• _Task brief_
Restate the data word for word and leave the images out.

=-=-=-=-=

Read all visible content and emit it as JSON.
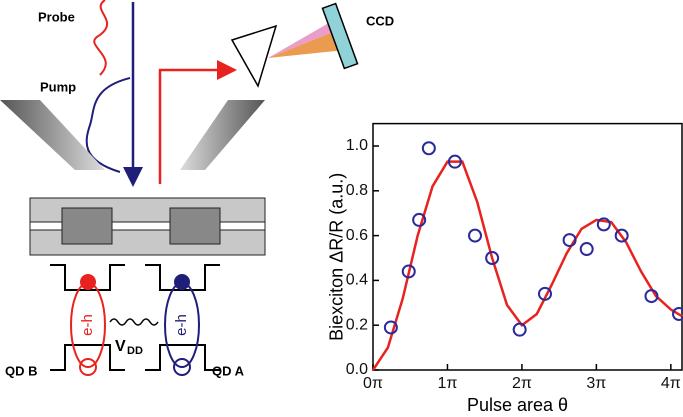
{
  "chart_data": {
    "type": "scatter",
    "xlabel": "Pulse area θ",
    "ylabel": "Biexciton ΔR/R (a.u.)",
    "xlim": [
      0,
      4.15
    ],
    "ylim": [
      0,
      1.1
    ],
    "xticks": [
      {
        "value": 0,
        "label": "0π"
      },
      {
        "value": 1,
        "label": "1π"
      },
      {
        "value": 2,
        "label": "2π"
      },
      {
        "value": 3,
        "label": "3π"
      },
      {
        "value": 4,
        "label": "4π"
      }
    ],
    "yticks": [
      {
        "value": 0,
        "label": "0.0"
      },
      0.2,
      0.4,
      0.6,
      0.8,
      {
        "value": 1,
        "label": "1.0"
      }
    ],
    "series": [
      {
        "mode": "line",
        "color": "#e8231f",
        "x": [
          0,
          0.2,
          0.4,
          0.6,
          0.8,
          1.0,
          1.2,
          1.4,
          1.6,
          1.8,
          2.0,
          2.2,
          2.4,
          2.6,
          2.8,
          3.0,
          3.2,
          3.4,
          3.6,
          3.8,
          4.0,
          4.15
        ],
        "values": [
          0,
          0.1,
          0.32,
          0.6,
          0.82,
          0.93,
          0.93,
          0.75,
          0.5,
          0.29,
          0.2,
          0.25,
          0.38,
          0.52,
          0.63,
          0.67,
          0.66,
          0.57,
          0.44,
          0.33,
          0.27,
          0.24
        ]
      },
      {
        "mode": "markers",
        "color": "#2a2a9a",
        "x": [
          0.24,
          0.48,
          0.62,
          0.75,
          1.1,
          1.37,
          1.6,
          1.97,
          2.31,
          2.64,
          2.87,
          3.1,
          3.34,
          3.74,
          4.11
        ],
        "values": [
          0.19,
          0.44,
          0.67,
          0.99,
          0.93,
          0.6,
          0.5,
          0.18,
          0.34,
          0.58,
          0.54,
          0.65,
          0.6,
          0.33,
          0.25
        ]
      }
    ]
  },
  "diagram": {
    "probe": "Probe",
    "pump": "Pump",
    "ccd": "CCD",
    "eh_b": "e-h",
    "eh_a": "e-h",
    "v": "V",
    "v_sub": "DD",
    "qd_b": "QD B",
    "qd_a": "QD A"
  }
}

=-=-=-=-=

• _Expected answer_
Read all visible content and emit it as JSON.
{
  "chart_data": {
    "type": "scatter",
    "xlabel": "Pulse area θ",
    "ylabel": "Biexciton ΔR/R (a.u.)",
    "xlim": [
      0,
      4.15
    ],
    "ylim": [
      0,
      1.1
    ],
    "xticks": [
      {
        "value": 0,
        "label": "0π"
      },
      {
        "value": 1,
        "label": "1π"
      },
      {
        "value": 2,
        "label": "2π"
      },
      {
        "value": 3,
        "label": "3π"
      },
      {
        "value": 4,
        "label": "4π"
      }
    ],
    "yticks": [
      {
        "value": 0,
        "label": "0.0"
      },
      0.2,
      0.4,
      0.6,
      0.8,
      {
        "value": 1,
        "label": "1.0"
      }
    ],
    "series": [
      {
        "mode": "line",
        "color": "#e8231f",
        "x": [
          0,
          0.2,
          0.4,
          0.6,
          0.8,
          1.0,
          1.2,
          1.4,
          1.6,
          1.8,
          2.0,
          2.2,
          2.4,
          2.6,
          2.8,
          3.0,
          3.2,
          3.4,
          3.6,
          3.8,
          4.0,
          4.15
        ],
        "values": [
          0,
          0.1,
          0.32,
          0.6,
          0.82,
          0.93,
          0.93,
          0.75,
          0.5,
          0.29,
          0.2,
          0.25,
          0.38,
          0.52,
          0.63,
          0.67,
          0.66,
          0.57,
          0.44,
          0.33,
          0.27,
          0.24
        ]
      },
      {
        "mode": "markers",
        "color": "#2a2a9a",
        "x": [
          0.24,
          0.48,
          0.62,
          0.75,
          1.1,
          1.37,
          1.6,
          1.97,
          2.31,
          2.64,
          2.87,
          3.1,
          3.34,
          3.74,
          4.11
        ],
        "values": [
          0.19,
          0.44,
          0.67,
          0.99,
          0.93,
          0.6,
          0.5,
          0.18,
          0.34,
          0.58,
          0.54,
          0.65,
          0.6,
          0.33,
          0.25
        ]
      }
    ]
  },
  "diagram": {
    "probe": "Probe",
    "pump": "Pump",
    "ccd": "CCD",
    "eh_b": "e-h",
    "eh_a": "e-h",
    "v": "V",
    "v_sub": "DD",
    "qd_b": "QD B",
    "qd_a": "QD A"
  }
}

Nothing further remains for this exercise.